Stated goal =>
Omit the pictures, please, and give each record below again exactly.
====== Provided entries ======
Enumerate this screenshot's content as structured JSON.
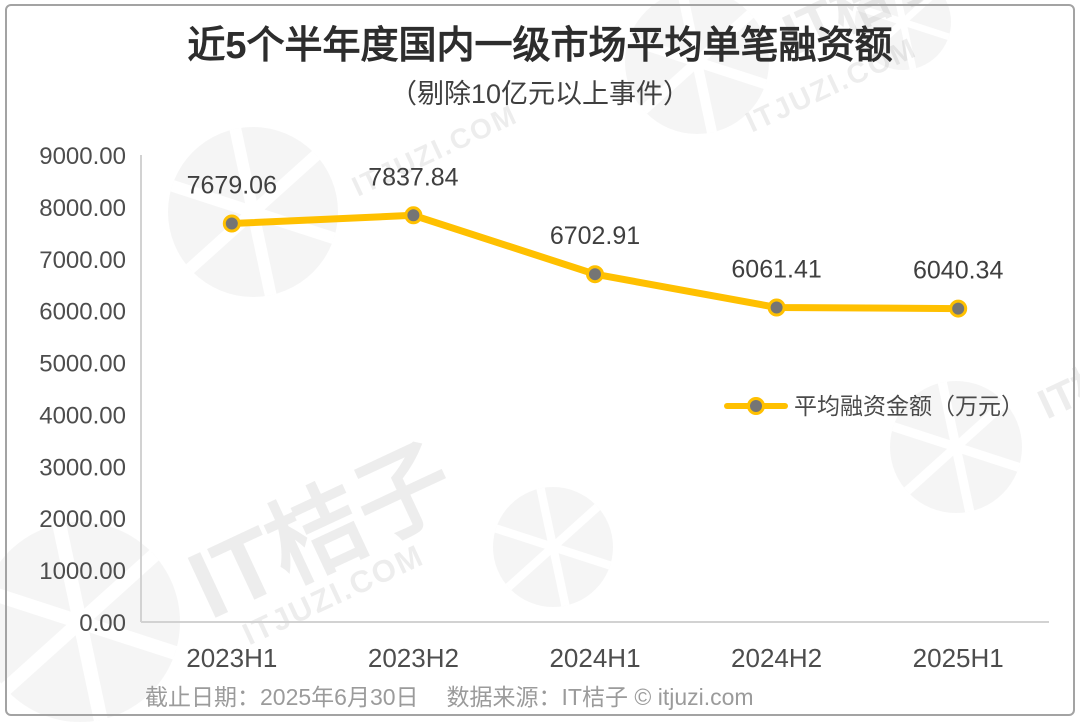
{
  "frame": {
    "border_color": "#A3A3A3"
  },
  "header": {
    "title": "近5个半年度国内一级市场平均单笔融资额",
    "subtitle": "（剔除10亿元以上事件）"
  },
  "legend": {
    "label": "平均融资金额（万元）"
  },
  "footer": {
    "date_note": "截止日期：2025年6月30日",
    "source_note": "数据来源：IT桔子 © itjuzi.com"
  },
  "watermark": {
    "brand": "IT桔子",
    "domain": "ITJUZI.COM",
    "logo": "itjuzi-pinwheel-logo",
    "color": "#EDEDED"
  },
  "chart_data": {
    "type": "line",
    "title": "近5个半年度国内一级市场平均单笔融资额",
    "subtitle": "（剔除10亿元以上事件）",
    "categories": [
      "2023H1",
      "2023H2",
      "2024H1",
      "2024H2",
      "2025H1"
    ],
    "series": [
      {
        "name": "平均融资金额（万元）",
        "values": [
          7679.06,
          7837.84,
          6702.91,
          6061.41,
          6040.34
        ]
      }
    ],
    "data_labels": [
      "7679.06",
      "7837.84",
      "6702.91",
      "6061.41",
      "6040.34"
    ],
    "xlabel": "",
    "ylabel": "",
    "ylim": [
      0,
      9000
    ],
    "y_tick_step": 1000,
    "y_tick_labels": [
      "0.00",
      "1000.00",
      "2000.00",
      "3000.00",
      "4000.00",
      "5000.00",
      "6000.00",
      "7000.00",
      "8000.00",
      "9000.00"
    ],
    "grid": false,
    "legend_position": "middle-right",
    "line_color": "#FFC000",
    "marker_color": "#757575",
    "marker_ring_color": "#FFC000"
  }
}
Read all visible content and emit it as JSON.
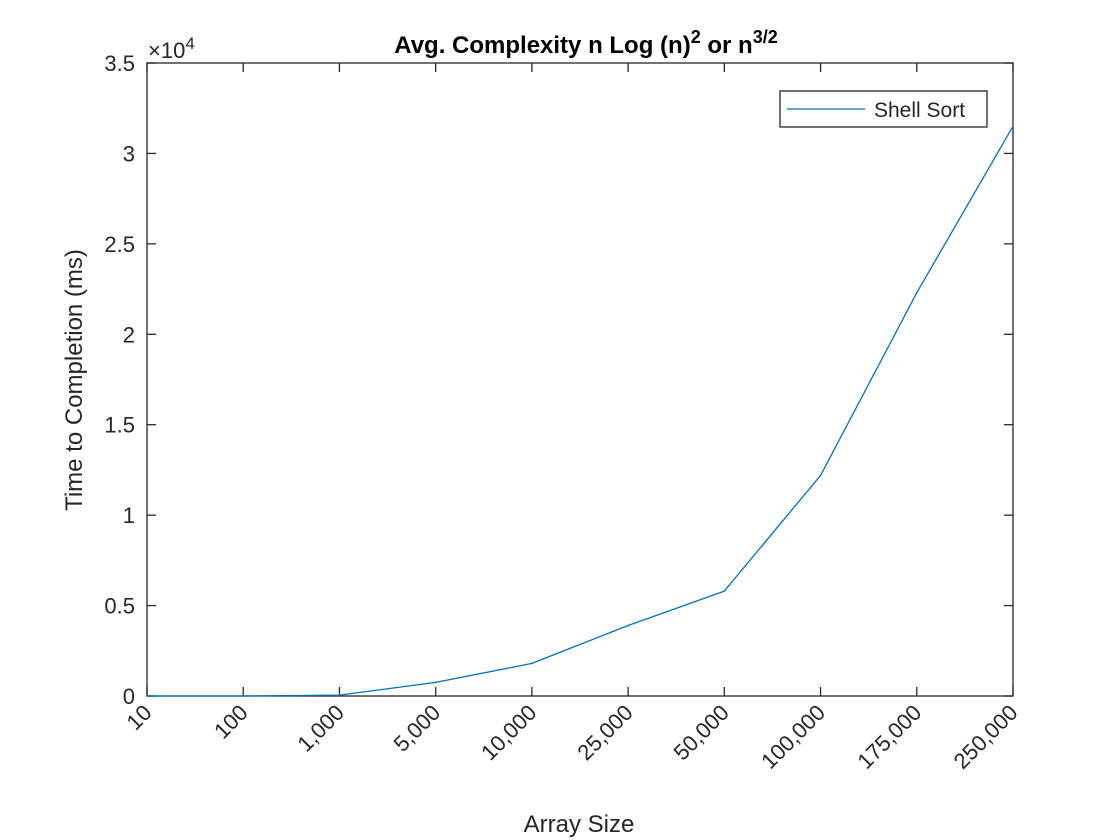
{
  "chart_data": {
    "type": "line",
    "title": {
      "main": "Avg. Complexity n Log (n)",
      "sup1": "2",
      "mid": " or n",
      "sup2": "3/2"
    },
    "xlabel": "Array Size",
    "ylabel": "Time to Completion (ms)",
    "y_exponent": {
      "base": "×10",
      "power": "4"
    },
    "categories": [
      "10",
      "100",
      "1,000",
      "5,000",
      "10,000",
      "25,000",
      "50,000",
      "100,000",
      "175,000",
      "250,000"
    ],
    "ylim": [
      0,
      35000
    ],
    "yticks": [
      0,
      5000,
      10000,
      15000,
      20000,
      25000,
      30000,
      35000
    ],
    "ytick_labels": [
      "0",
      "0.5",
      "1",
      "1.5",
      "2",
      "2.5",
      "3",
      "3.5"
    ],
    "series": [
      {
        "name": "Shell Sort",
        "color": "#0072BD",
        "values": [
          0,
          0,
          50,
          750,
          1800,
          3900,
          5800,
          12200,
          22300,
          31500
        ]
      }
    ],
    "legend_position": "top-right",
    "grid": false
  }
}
======
Task solution =>
Enumerate this screenshot's content as structured JSON.
{
  "frame": {
    "border_color": "#A3A3A3"
  },
  "header": {
    "title": "近5个半年度国内一级市场平均单笔融资额",
    "subtitle": "（剔除10亿元以上事件）"
  },
  "legend": {
    "label": "平均融资金额（万元）"
  },
  "footer": {
    "date_note": "截止日期：2025年6月30日",
    "source_note": "数据来源：IT桔子 © itjuzi.com"
  },
  "watermark": {
    "brand": "IT桔子",
    "domain": "ITJUZI.COM",
    "logo": "itjuzi-pinwheel-logo",
    "color": "#EDEDED"
  },
  "chart_data": {
    "type": "line",
    "title": "近5个半年度国内一级市场平均单笔融资额",
    "subtitle": "（剔除10亿元以上事件）",
    "categories": [
      "2023H1",
      "2023H2",
      "2024H1",
      "2024H2",
      "2025H1"
    ],
    "series": [
      {
        "name": "平均融资金额（万元）",
        "values": [
          7679.06,
          7837.84,
          6702.91,
          6061.41,
          6040.34
        ]
      }
    ],
    "data_labels": [
      "7679.06",
      "7837.84",
      "6702.91",
      "6061.41",
      "6040.34"
    ],
    "xlabel": "",
    "ylabel": "",
    "ylim": [
      0,
      9000
    ],
    "y_tick_step": 1000,
    "y_tick_labels": [
      "0.00",
      "1000.00",
      "2000.00",
      "3000.00",
      "4000.00",
      "5000.00",
      "6000.00",
      "7000.00",
      "8000.00",
      "9000.00"
    ],
    "grid": false,
    "legend_position": "middle-right",
    "line_color": "#FFC000",
    "marker_color": "#757575",
    "marker_ring_color": "#FFC000"
  }
}
Read all visible content and emit it as JSON.
{
  "chart_data": {
    "type": "line",
    "title": {
      "main": "Avg. Complexity n Log (n)",
      "sup1": "2",
      "mid": " or n",
      "sup2": "3/2"
    },
    "xlabel": "Array Size",
    "ylabel": "Time to Completion (ms)",
    "y_exponent": {
      "base": "×10",
      "power": "4"
    },
    "categories": [
      "10",
      "100",
      "1,000",
      "5,000",
      "10,000",
      "25,000",
      "50,000",
      "100,000",
      "175,000",
      "250,000"
    ],
    "ylim": [
      0,
      35000
    ],
    "yticks": [
      0,
      5000,
      10000,
      15000,
      20000,
      25000,
      30000,
      35000
    ],
    "ytick_labels": [
      "0",
      "0.5",
      "1",
      "1.5",
      "2",
      "2.5",
      "3",
      "3.5"
    ],
    "series": [
      {
        "name": "Shell Sort",
        "color": "#0072BD",
        "values": [
          0,
          0,
          50,
          750,
          1800,
          3900,
          5800,
          12200,
          22300,
          31500
        ]
      }
    ],
    "legend_position": "top-right",
    "grid": false
  }
}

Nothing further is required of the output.